- **DATA TO PROCESS**:

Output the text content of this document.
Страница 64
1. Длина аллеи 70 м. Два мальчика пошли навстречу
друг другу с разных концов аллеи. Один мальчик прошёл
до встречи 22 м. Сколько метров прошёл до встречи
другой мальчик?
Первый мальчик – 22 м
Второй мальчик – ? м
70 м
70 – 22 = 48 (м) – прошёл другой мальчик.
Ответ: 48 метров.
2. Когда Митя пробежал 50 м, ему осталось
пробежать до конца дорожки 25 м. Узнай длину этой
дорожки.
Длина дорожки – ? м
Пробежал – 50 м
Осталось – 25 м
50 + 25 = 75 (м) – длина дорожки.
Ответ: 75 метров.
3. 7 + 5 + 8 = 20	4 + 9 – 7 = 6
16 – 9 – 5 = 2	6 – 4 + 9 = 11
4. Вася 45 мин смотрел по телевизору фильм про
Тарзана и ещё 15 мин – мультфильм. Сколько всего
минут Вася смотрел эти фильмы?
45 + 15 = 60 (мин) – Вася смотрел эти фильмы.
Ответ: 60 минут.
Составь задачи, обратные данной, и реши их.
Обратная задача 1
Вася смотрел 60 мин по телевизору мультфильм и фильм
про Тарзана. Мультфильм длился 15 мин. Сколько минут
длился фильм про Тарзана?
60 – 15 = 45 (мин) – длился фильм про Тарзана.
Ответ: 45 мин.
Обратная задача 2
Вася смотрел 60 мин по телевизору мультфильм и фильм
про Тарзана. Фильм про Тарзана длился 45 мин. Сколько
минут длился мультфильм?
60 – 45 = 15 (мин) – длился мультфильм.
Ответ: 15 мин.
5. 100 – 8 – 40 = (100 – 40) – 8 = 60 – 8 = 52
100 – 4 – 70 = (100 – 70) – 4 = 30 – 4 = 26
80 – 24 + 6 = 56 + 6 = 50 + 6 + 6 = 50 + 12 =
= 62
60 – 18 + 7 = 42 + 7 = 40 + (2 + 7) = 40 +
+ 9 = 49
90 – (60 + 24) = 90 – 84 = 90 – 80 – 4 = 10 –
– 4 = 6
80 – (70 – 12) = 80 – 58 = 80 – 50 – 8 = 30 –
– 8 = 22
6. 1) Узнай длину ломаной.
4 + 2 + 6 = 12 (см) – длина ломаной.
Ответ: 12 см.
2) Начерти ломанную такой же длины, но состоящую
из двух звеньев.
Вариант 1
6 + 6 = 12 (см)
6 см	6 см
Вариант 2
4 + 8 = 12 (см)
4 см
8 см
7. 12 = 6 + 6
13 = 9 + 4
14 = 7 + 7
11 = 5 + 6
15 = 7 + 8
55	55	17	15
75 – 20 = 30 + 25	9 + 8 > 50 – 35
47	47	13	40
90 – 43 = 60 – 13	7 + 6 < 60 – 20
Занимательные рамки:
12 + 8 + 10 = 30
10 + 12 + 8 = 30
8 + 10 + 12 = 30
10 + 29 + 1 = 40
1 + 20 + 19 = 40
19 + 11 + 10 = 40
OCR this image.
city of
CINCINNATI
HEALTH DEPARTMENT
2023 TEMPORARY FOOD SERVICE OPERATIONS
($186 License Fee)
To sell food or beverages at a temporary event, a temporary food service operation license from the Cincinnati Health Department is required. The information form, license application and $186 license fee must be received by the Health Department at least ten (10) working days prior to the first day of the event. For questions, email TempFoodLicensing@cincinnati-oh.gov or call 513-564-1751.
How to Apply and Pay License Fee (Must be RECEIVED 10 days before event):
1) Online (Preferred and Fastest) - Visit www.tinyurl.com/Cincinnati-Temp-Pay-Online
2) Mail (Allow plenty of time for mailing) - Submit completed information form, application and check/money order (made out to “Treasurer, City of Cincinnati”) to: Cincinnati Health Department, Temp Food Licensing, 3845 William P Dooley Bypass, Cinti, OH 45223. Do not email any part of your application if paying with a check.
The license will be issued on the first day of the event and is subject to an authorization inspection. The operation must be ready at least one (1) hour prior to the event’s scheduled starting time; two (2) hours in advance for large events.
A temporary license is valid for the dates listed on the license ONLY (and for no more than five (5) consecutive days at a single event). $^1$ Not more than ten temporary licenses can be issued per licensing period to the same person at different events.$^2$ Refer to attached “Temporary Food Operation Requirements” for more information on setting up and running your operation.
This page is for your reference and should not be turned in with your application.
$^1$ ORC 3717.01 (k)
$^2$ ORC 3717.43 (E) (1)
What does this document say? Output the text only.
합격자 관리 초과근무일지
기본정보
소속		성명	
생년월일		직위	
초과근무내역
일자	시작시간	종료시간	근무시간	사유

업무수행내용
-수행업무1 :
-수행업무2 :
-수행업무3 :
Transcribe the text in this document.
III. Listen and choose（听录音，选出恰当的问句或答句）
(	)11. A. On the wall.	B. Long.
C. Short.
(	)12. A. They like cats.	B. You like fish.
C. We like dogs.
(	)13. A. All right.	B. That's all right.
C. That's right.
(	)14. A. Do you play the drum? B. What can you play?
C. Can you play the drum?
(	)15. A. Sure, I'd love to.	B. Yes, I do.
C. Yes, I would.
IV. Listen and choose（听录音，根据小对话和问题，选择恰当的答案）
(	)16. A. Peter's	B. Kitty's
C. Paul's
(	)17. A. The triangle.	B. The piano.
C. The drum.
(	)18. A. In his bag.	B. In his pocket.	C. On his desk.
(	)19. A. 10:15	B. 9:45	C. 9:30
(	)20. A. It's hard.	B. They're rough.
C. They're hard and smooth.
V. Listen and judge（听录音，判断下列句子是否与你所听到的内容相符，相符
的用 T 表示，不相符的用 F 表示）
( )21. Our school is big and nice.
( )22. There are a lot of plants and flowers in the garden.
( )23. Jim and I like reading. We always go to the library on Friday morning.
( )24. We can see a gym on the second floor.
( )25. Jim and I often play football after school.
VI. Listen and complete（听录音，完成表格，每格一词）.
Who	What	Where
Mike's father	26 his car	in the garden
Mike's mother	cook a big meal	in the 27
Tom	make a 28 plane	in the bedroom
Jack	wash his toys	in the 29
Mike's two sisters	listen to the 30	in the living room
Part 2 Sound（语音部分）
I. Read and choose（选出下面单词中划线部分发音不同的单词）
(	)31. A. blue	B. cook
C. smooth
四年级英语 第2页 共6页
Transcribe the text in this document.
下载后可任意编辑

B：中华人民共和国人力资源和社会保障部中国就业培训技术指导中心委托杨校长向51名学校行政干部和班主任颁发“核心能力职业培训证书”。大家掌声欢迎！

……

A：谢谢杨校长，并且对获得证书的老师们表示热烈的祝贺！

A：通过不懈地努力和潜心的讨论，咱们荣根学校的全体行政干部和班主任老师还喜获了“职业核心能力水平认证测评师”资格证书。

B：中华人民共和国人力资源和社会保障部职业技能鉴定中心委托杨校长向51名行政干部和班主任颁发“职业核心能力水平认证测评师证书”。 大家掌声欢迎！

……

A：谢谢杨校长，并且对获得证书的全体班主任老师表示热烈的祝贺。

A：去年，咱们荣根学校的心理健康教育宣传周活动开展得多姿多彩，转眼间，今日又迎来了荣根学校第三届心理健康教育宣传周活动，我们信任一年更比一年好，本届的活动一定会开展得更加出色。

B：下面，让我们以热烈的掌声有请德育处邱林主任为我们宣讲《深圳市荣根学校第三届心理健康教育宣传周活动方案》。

- **GOAL**: Copy out all of the records shown above exactly.

- **TASK RESPONSE**:
Output the text content of this document.
Страница 64
1. Длина аллеи 70 м. Два мальчика пошли навстречу
друг другу с разных концов аллеи. Один мальчик прошёл
до встречи 22 м. Сколько метров прошёл до встречи
другой мальчик?
Первый мальчик – 22 м
Второй мальчик – ? м
70 м
70 – 22 = 48 (м) – прошёл другой мальчик.
Ответ: 48 метров.
2. Когда Митя пробежал 50 м, ему осталось
пробежать до конца дорожки 25 м. Узнай длину этой
дорожки.
Длина дорожки – ? м
Пробежал – 50 м
Осталось – 25 м
50 + 25 = 75 (м) – длина дорожки.
Ответ: 75 метров.
3. 7 + 5 + 8 = 20	4 + 9 – 7 = 6
16 – 9 – 5 = 2	6 – 4 + 9 = 11
4. Вася 45 мин смотрел по телевизору фильм про
Тарзана и ещё 15 мин – мультфильм. Сколько всего
минут Вася смотрел эти фильмы?
45 + 15 = 60 (мин) – Вася смотрел эти фильмы.
Ответ: 60 минут.
Составь задачи, обратные данной, и реши их.
Обратная задача 1
Вася смотрел 60 мин по телевизору мультфильм и фильм
про Тарзана. Мультфильм длился 15 мин. Сколько минут
длился фильм про Тарзана?
60 – 15 = 45 (мин) – длился фильм про Тарзана.
Ответ: 45 мин.
Обратная задача 2
Вася смотрел 60 мин по телевизору мультфильм и фильм
про Тарзана. Фильм про Тарзана длился 45 мин. Сколько
минут длился мультфильм?
60 – 45 = 15 (мин) – длился мультфильм.
Ответ: 15 мин.
5. 100 – 8 – 40 = (100 – 40) – 8 = 60 – 8 = 52
100 – 4 – 70 = (100 – 70) – 4 = 30 – 4 = 26
80 – 24 + 6 = 56 + 6 = 50 + 6 + 6 = 50 + 12 =
= 62
60 – 18 + 7 = 42 + 7 = 40 + (2 + 7) = 40 +
+ 9 = 49
90 – (60 + 24) = 90 – 84 = 90 – 80 – 4 = 10 –
– 4 = 6
80 – (70 – 12) = 80 – 58 = 80 – 50 – 8 = 30 –
– 8 = 22
6. 1) Узнай длину ломаной.
4 + 2 + 6 = 12 (см) – длина ломаной.
Ответ: 12 см.
2) Начерти ломанную такой же длины, но состоящую
из двух звеньев.
Вариант 1
6 + 6 = 12 (см)
6 см	6 см
Вариант 2
4 + 8 = 12 (см)
4 см
8 см
7. 12 = 6 + 6
13 = 9 + 4
14 = 7 + 7
11 = 5 + 6
15 = 7 + 8
55	55	17	15
75 – 20 = 30 + 25	9 + 8 > 50 – 35
47	47	13	40
90 – 43 = 60 – 13	7 + 6 < 60 – 20
Занимательные рамки:
12 + 8 + 10 = 30
10 + 12 + 8 = 30
8 + 10 + 12 = 30
10 + 29 + 1 = 40
1 + 20 + 19 = 40
19 + 11 + 10 = 40
OCR this image.
city of
CINCINNATI
HEALTH DEPARTMENT
2023 TEMPORARY FOOD SERVICE OPERATIONS
($186 License Fee)
To sell food or beverages at a temporary event, a temporary food service operation license from the Cincinnati Health Department is required. The information form, license application and $186 license fee must be received by the Health Department at least ten (10) working days prior to the first day of the event. For questions, email TempFoodLicensing@cincinnati-oh.gov or call 513-564-1751.
How to Apply and Pay License Fee (Must be RECEIVED 10 days before event):
1) Online (Preferred and Fastest) - Visit www.tinyurl.com/Cincinnati-Temp-Pay-Online
2) Mail (Allow plenty of time for mailing) - Submit completed information form, application and check/money order (made out to “Treasurer, City of Cincinnati”) to: Cincinnati Health Department, Temp Food Licensing, 3845 William P Dooley Bypass, Cinti, OH 45223. Do not email any part of your application if paying with a check.
The license will be issued on the first day of the event and is subject to an authorization inspection. The operation must be ready at least one (1) hour prior to the event’s scheduled starting time; two (2) hours in advance for large events.
A temporary license is valid for the dates listed on the license ONLY (and for no more than five (5) consecutive days at a single event). $^1$ Not more than ten temporary licenses can be issued per licensing period to the same person at different events.$^2$ Refer to attached “Temporary Food Operation Requirements” for more information on setting up and running your operation.
This page is for your reference and should not be turned in with your application.
$^1$ ORC 3717.01 (k)
$^2$ ORC 3717.43 (E) (1)
What does this document say? Output the text only.
합격자 관리 초과근무일지
기본정보
소속		성명	
생년월일		직위	
초과근무내역
일자	시작시간	종료시간	근무시간	사유

업무수행내용
-수행업무1 :
-수행업무2 :
-수행업무3 :
Transcribe the text in this document.
III. Listen and choose（听录音，选出恰当的问句或答句）
(	)11. A. On the wall.	B. Long.
C. Short.
(	)12. A. They like cats.	B. You like fish.
C. We like dogs.
(	)13. A. All right.	B. That's all right.
C. That's right.
(	)14. A. Do you play the drum? B. What can you play?
C. Can you play the drum?
(	)15. A. Sure, I'd love to.	B. Yes, I do.
C. Yes, I would.
IV. Listen and choose（听录音，根据小对话和问题，选择恰当的答案）
(	)16. A. Peter's	B. Kitty's
C. Paul's
(	)17. A. The triangle.	B. The piano.
C. The drum.
(	)18. A. In his bag.	B. In his pocket.	C. On his desk.
(	)19. A. 10:15	B. 9:45	C. 9:30
(	)20. A. It's hard.	B. They're rough.
C. They're hard and smooth.
V. Listen and judge（听录音，判断下列句子是否与你所听到的内容相符，相符
的用 T 表示，不相符的用 F 表示）
( )21. Our school is big and nice.
( )22. There are a lot of plants and flowers in the garden.
( )23. Jim and I like reading. We always go to the library on Friday morning.
( )24. We can see a gym on the second floor.
( )25. Jim and I often play football after school.
VI. Listen and complete（听录音，完成表格，每格一词）.
Who	What	Where
Mike's father	26 his car	in the garden
Mike's mother	cook a big meal	in the 27
Tom	make a 28 plane	in the bedroom
Jack	wash his toys	in the 29
Mike's two sisters	listen to the 30	in the living room
Part 2 Sound（语音部分）
I. Read and choose（选出下面单词中划线部分发音不同的单词）
(	)31. A. blue	B. cook
C. smooth
四年级英语 第2页 共6页
Transcribe the text in this document.
下载后可任意编辑

B：中华人民共和国人力资源和社会保障部中国就业培训技术指导中心委托杨校长向51名学校行政干部和班主任颁发“核心能力职业培训证书”。大家掌声欢迎！

……

A：谢谢杨校长，并且对获得证书的老师们表示热烈的祝贺！

A：通过不懈地努力和潜心的讨论，咱们荣根学校的全体行政干部和班主任老师还喜获了“职业核心能力水平认证测评师”资格证书。

B：中华人民共和国人力资源和社会保障部职业技能鉴定中心委托杨校长向51名行政干部和班主任颁发“职业核心能力水平认证测评师证书”。 大家掌声欢迎！

……

A：谢谢杨校长，并且对获得证书的全体班主任老师表示热烈的祝贺。

A：去年，咱们荣根学校的心理健康教育宣传周活动开展得多姿多彩，转眼间，今日又迎来了荣根学校第三届心理健康教育宣传周活动，我们信任一年更比一年好，本届的活动一定会开展得更加出色。

B：下面，让我们以热烈的掌声有请德育处邱林主任为我们宣讲《深圳市荣根学校第三届心理健康教育宣传周活动方案》。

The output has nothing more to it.